Instructions to follow: Across the listing below, how many lines hold "Cuadro"? Reply with the number by itself.
================
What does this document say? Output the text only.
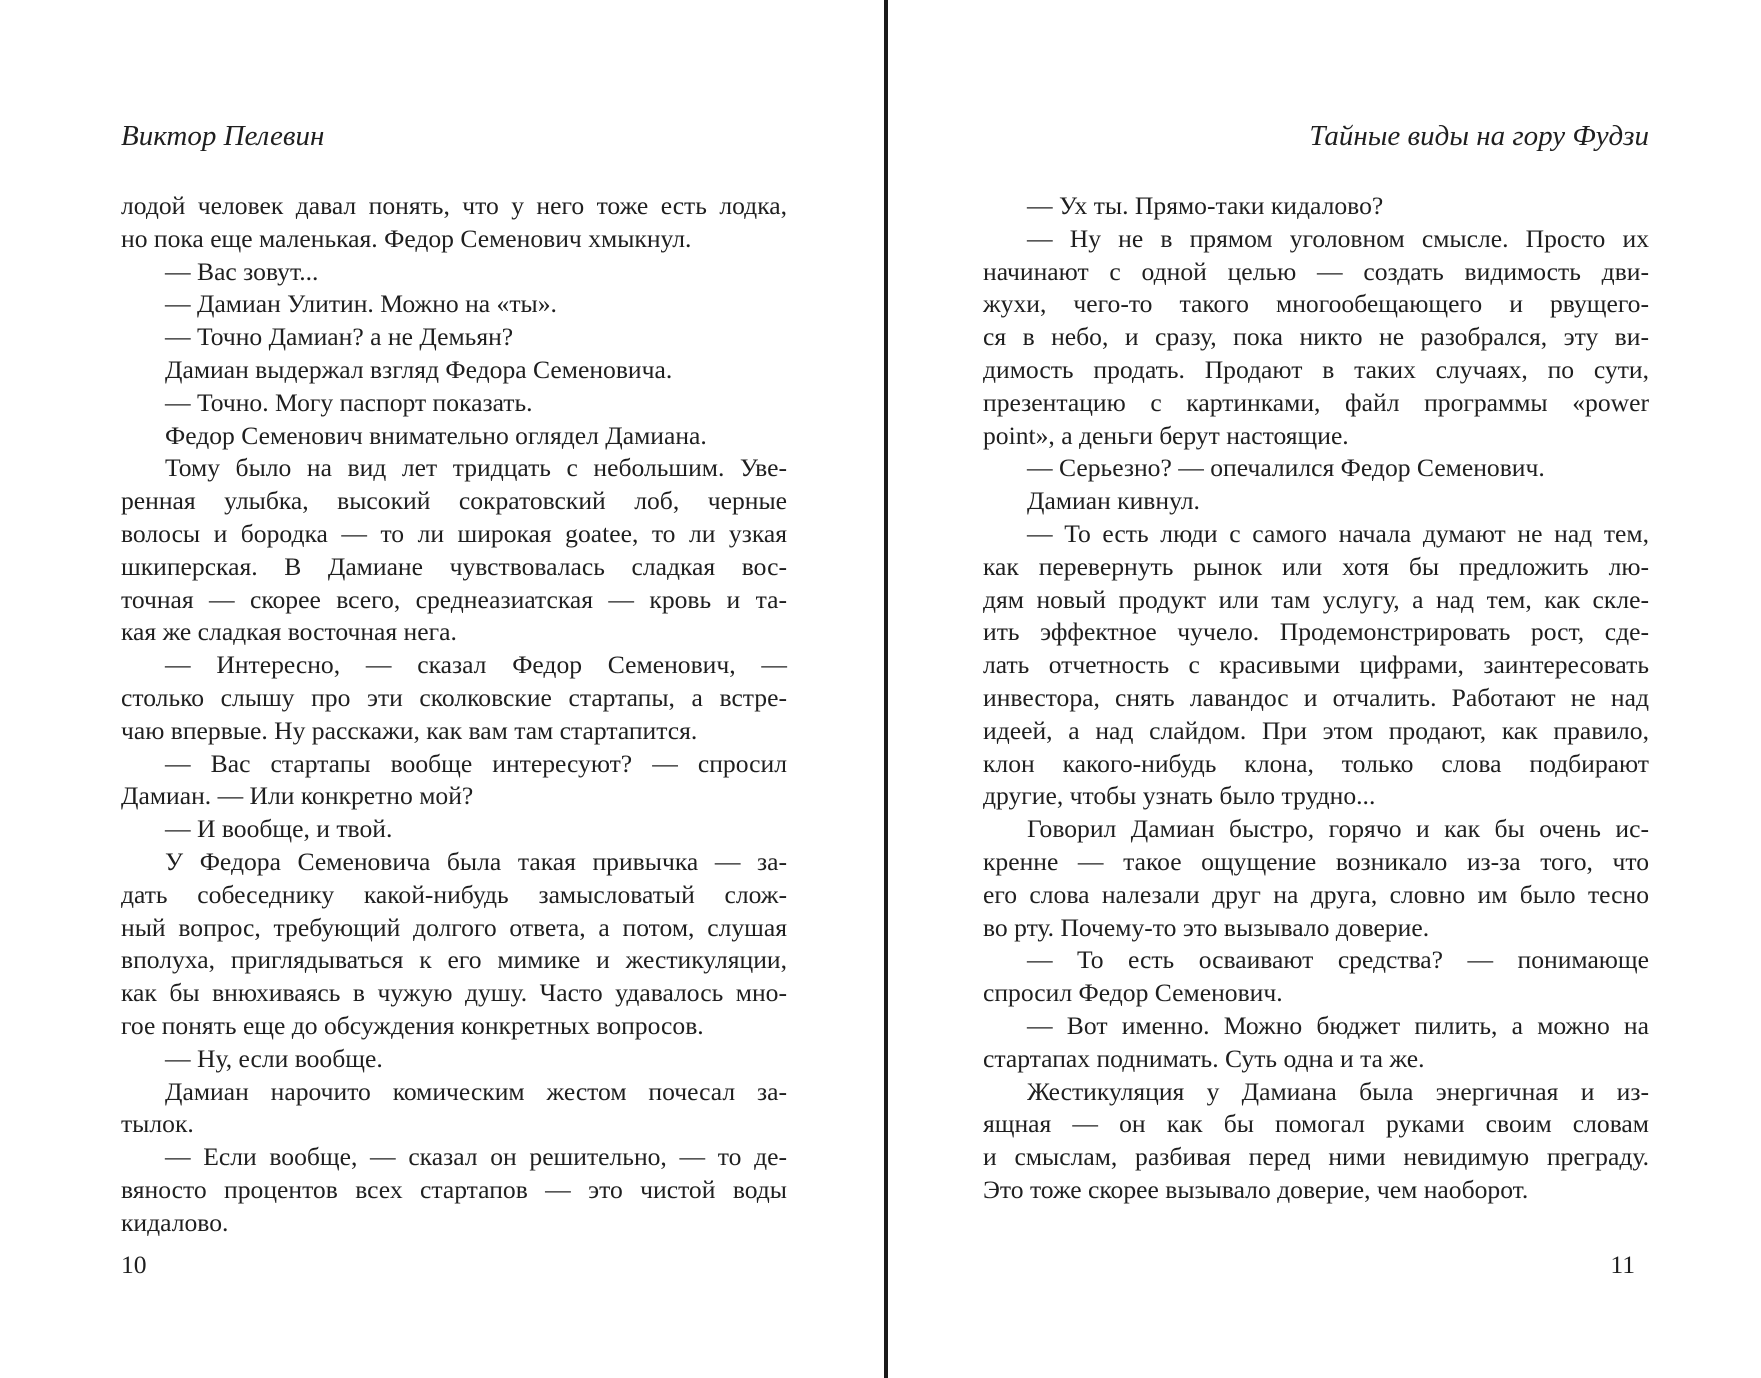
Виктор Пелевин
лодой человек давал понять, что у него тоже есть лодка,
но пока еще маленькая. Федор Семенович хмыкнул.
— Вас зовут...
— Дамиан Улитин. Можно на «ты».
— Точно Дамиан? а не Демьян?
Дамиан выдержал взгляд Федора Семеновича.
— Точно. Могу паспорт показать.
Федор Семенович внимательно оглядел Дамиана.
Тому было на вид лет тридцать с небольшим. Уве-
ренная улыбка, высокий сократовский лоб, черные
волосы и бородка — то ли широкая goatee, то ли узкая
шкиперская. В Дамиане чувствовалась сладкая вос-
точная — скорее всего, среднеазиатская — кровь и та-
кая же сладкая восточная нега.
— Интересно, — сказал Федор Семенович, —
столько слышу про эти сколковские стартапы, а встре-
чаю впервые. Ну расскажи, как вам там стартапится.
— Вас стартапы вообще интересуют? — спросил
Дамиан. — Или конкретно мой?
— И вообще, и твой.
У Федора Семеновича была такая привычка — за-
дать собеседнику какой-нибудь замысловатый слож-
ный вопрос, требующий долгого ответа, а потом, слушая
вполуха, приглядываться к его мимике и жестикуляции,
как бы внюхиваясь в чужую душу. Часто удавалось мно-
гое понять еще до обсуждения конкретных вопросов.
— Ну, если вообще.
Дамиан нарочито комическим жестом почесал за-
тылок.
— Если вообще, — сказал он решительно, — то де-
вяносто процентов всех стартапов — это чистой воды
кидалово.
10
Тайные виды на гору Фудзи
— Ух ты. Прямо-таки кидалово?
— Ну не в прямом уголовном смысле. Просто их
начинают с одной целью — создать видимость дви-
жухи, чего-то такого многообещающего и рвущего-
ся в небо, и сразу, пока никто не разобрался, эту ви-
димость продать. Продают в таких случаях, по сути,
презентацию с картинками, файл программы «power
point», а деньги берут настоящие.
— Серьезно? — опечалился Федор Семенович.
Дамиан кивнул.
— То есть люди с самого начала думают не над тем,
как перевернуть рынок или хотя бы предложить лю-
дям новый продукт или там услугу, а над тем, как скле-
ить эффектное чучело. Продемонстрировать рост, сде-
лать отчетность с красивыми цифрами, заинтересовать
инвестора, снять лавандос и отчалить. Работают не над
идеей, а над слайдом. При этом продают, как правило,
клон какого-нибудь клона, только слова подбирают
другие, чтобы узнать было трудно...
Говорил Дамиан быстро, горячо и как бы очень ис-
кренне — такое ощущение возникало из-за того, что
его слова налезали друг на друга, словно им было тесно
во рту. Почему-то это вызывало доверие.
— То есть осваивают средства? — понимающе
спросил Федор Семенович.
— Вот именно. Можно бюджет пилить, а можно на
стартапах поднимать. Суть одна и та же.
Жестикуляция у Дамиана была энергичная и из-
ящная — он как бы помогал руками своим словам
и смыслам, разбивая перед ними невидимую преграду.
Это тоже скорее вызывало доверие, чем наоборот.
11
================
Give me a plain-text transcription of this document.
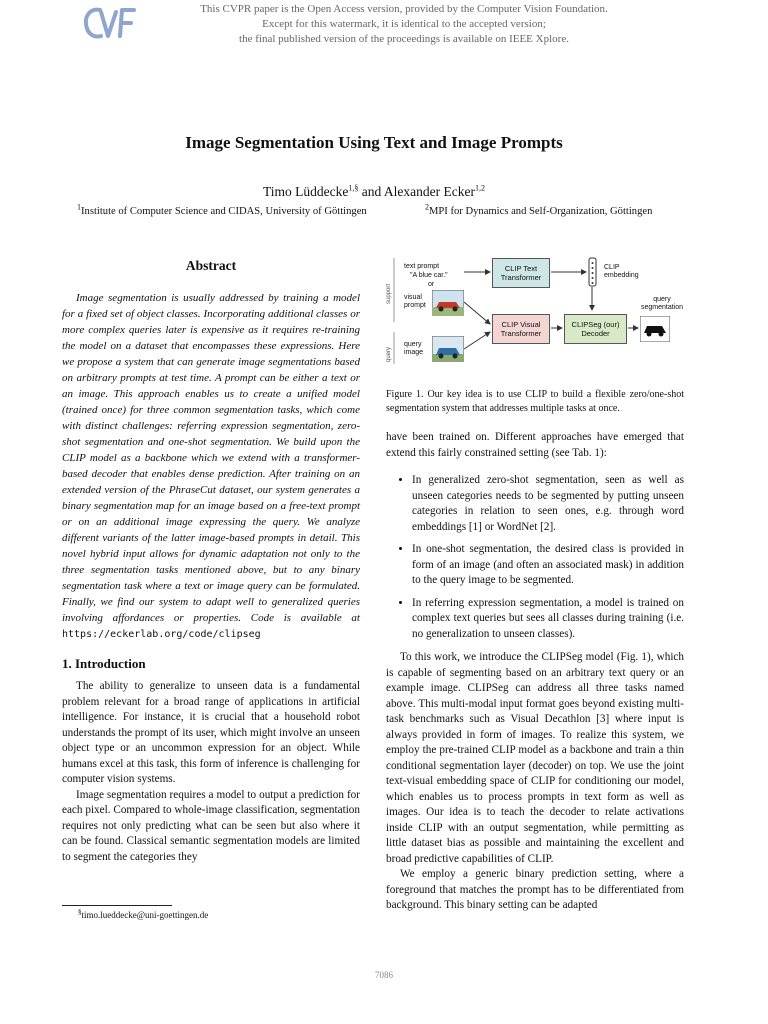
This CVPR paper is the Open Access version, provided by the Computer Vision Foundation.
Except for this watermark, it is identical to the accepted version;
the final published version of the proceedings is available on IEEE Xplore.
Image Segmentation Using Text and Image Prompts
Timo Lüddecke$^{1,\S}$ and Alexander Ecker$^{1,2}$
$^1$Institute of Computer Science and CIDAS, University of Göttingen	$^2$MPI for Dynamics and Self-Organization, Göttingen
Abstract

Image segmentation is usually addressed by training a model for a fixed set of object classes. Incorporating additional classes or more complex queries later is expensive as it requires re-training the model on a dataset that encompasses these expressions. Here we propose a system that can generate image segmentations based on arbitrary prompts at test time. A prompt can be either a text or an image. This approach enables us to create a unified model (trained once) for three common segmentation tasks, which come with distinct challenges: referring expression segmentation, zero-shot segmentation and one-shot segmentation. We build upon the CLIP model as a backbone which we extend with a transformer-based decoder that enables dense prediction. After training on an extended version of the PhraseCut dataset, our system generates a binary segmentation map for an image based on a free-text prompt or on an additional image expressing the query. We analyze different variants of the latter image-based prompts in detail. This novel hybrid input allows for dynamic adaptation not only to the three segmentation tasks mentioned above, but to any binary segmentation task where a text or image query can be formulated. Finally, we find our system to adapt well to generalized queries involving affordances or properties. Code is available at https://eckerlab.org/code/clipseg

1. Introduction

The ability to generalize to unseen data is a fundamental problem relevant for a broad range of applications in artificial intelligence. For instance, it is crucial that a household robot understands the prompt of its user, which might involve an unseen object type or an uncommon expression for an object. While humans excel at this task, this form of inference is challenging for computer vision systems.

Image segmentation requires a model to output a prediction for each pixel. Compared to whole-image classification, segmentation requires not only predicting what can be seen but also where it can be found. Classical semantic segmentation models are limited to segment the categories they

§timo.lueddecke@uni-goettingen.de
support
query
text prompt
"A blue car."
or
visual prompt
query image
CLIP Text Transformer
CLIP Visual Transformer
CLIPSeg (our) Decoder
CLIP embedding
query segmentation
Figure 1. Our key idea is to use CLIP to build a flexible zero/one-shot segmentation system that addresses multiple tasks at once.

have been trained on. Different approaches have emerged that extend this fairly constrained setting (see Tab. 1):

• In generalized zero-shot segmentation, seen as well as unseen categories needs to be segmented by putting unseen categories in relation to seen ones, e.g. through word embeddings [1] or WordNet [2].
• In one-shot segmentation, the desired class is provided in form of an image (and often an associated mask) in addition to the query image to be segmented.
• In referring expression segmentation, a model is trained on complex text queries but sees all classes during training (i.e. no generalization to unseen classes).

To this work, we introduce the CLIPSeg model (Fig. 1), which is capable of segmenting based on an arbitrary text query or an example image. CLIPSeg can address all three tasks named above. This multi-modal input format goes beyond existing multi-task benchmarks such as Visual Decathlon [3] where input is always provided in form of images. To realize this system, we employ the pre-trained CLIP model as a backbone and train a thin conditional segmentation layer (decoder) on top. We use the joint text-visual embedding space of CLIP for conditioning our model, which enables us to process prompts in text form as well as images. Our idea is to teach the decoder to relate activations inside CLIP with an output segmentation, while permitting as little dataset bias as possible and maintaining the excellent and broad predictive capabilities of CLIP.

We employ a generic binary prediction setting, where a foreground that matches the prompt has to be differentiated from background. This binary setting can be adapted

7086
================
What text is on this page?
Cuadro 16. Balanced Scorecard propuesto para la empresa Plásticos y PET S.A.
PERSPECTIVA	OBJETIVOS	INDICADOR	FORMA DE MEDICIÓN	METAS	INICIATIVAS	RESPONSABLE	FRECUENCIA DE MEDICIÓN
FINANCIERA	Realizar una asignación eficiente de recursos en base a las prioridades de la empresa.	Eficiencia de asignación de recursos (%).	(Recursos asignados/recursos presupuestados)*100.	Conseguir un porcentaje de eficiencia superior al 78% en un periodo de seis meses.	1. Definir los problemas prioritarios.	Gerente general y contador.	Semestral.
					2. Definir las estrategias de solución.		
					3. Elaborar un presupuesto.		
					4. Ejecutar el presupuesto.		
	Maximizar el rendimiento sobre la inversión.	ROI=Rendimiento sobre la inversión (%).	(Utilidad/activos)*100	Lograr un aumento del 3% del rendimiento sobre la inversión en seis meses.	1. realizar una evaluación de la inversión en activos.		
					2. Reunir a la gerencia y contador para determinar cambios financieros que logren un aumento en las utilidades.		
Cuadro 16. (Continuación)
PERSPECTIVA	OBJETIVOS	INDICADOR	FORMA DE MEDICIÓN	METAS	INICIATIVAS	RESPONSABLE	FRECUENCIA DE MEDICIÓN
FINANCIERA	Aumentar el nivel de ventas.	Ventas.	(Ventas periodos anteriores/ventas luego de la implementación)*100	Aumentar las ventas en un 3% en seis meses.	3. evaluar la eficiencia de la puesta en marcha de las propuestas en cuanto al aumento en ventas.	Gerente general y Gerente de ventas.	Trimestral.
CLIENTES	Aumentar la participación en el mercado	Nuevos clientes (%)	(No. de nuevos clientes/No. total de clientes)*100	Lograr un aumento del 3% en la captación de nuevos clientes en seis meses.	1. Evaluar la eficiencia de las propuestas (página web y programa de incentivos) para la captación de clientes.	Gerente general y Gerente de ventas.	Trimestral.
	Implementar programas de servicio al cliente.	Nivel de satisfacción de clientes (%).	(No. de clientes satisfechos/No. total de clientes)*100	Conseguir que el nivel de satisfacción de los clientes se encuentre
================
Final result: 2